Selected extract:
GB2124791A - Production of dry transfers - Google Patents

Abstract

An imageable material useful for making labels is described. It consists of a carrier sheet bearing on one side a pair of layers the outer one of which is adhesive and protected by a removable release sheet. The pair of layers contain components which react together thermographically. Strips of such material may be exposed successively in an exposure window to heat generated by contact with a master positive which contains a selection of symbols e.g. alphabetic letters which heat up when irradiated. The result is a series of symbols which can then be adhered to a desired receptor surface e.g. in the form of a label. The carrier sheet may be peeled away if desired to leave the pair of layers (of which the then outer layer is non tacky) attached to the surface.

Description

SPECIFICATION Production of dry transfers This invention relates to the production of dry transfer materials.

In recent years dry transfer materials have become a standard item of commerce and in particular a standard tool for the graphic artist and designer. They consist generally of a carrier sheet bearing on one face thereof a plurality of detachable symbols. The surface of the symbol remote from the carrier sheet is adhesive and can be used to attach the symbol to a desired receptor surface such as an article or a piece of artwork, whereafter the carrier sheet is pulled away to leave the symbol adherent to the artwork.

In the manufacture of dry transfer materials, there are two methods which have principally been used to generate the transferable images. These may be broadly classified as photographic methods and printing methods. In the former, a photographically sensitised layer on a carrier sheet is exposed and then developed to provide visible transferable images. In the printing methods, images are formed by printing from a printing ink, most often by screen printing, on to the carrier sheet. After drying the wet ink, the symbols may be removed e.g. using the adhesive power of a coating of adhesive applied overall.

We have now found that it is possible using appropriately sensitised materials to produce dry transfer materials thermographically. This is of particular value in producing dry transfers in the form of a strip of carrier material from which a word formed on the strip may be transferred.

There is very widespread commercial demand for so-called tape labelling systems, but many of those presently on the market are unsatisfactory for some purposes. In particular, tape labelling systems generally involve the manufacture of the desired legend e.g. a word or words on a tape by means of a printing or embossing system followed by the adhesion of the tape or part of the tape to the desired receptor surface. This system clearly cannot be employed where it is desired to transfer to the receptor surface only the legend itself. Forming a tape with transferable images thereon which can then simply be transferred on to the receptor surface meets that requirement.

According to a first feature of the present invention there is provided an imageable material consisting of, in order, a transparent plastics film carrier sheet, a layer of thermographically sensitised material thereon, a layer of adhesive and a layer of release paper thereover.

Provided data:
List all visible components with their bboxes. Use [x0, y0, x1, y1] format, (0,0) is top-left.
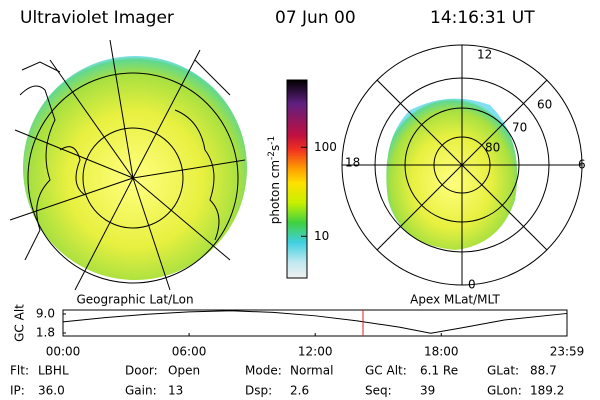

Exercise aim:
Decide whether each statement agrees with the dry transfer patent, answering yes or no and quoting the deciding words: (a) the carrier sheet has to stay on the receptor surface; (b) screen printing is the usual way of printing the images; (c) the carrier sheet of the imageable material is a transparent plastics film. The material is separate from the dry transfer patent.

Solution:
(a) No: "The carrier sheet may be peeled away if desired"
(b) Yes: "most often by screen printing"
(c) Yes: "a transparent plastics film carrier sheet"